**The problem**: Find the line that contains "Parse this screenshot: output"; then retype it and each line after it, exactly, through the final line of the data below.

■ ■ ■

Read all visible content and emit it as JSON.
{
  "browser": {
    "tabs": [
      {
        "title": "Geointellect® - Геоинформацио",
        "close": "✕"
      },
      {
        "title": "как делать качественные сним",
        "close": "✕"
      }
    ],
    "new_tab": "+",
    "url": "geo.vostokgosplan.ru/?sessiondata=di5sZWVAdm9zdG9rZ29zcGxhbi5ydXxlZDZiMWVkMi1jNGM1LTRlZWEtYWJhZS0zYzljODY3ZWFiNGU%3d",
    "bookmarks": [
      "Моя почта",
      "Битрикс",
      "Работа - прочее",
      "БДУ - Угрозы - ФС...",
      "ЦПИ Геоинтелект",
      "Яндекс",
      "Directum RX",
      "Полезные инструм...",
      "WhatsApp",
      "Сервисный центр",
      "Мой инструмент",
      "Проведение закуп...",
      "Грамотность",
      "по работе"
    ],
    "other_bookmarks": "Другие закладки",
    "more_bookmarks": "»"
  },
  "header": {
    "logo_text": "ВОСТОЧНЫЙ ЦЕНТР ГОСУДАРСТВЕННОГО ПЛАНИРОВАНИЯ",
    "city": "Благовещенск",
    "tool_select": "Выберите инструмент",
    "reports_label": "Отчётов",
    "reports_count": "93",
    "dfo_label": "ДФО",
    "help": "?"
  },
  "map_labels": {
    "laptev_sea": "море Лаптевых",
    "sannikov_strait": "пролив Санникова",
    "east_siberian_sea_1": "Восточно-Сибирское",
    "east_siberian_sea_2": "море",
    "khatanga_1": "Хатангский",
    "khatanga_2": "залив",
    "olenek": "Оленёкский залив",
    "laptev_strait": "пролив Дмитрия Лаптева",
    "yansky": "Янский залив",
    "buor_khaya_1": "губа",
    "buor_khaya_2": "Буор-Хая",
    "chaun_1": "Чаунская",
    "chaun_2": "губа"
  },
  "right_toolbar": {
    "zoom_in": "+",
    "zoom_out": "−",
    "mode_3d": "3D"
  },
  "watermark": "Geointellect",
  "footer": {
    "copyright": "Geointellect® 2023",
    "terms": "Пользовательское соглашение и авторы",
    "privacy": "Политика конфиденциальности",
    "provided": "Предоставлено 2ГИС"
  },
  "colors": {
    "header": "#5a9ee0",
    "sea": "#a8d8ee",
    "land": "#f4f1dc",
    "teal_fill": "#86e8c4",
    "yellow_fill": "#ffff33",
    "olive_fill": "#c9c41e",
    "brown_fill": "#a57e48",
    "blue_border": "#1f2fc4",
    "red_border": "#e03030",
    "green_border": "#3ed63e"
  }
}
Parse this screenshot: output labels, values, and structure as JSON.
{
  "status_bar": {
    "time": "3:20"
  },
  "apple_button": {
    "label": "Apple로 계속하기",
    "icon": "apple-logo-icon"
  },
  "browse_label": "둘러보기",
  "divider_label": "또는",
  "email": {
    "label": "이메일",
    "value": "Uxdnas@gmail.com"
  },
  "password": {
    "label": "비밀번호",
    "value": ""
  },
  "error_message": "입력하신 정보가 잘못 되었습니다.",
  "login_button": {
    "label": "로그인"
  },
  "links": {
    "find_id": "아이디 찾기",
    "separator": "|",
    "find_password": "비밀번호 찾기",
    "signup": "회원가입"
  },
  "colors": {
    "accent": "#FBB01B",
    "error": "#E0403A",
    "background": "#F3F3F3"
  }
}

■ ■ ■

**Complete response**:
Parse this screenshot: output labels, values, and structure as JSON.
{
  "status_bar": {
    "time": "3:20"
  },
  "apple_button": {
    "label": "Apple로 계속하기",
    "icon": "apple-logo-icon"
  },
  "browse_label": "둘러보기",
  "divider_label": "또는",
  "email": {
    "label": "이메일",
    "value": "Uxdnas@gmail.com"
  },
  "password": {
    "label": "비밀번호",
    "value": ""
  },
  "error_message": "입력하신 정보가 잘못 되었습니다.",
  "login_button": {
    "label": "로그인"
  },
  "links": {
    "find_id": "아이디 찾기",
    "separator": "|",
    "find_password": "비밀번호 찾기",
    "signup": "회원가입"
  },
  "colors": {
    "accent": "#FBB01B",
    "error": "#E0403A",
    "background": "#F3F3F3"
  }
}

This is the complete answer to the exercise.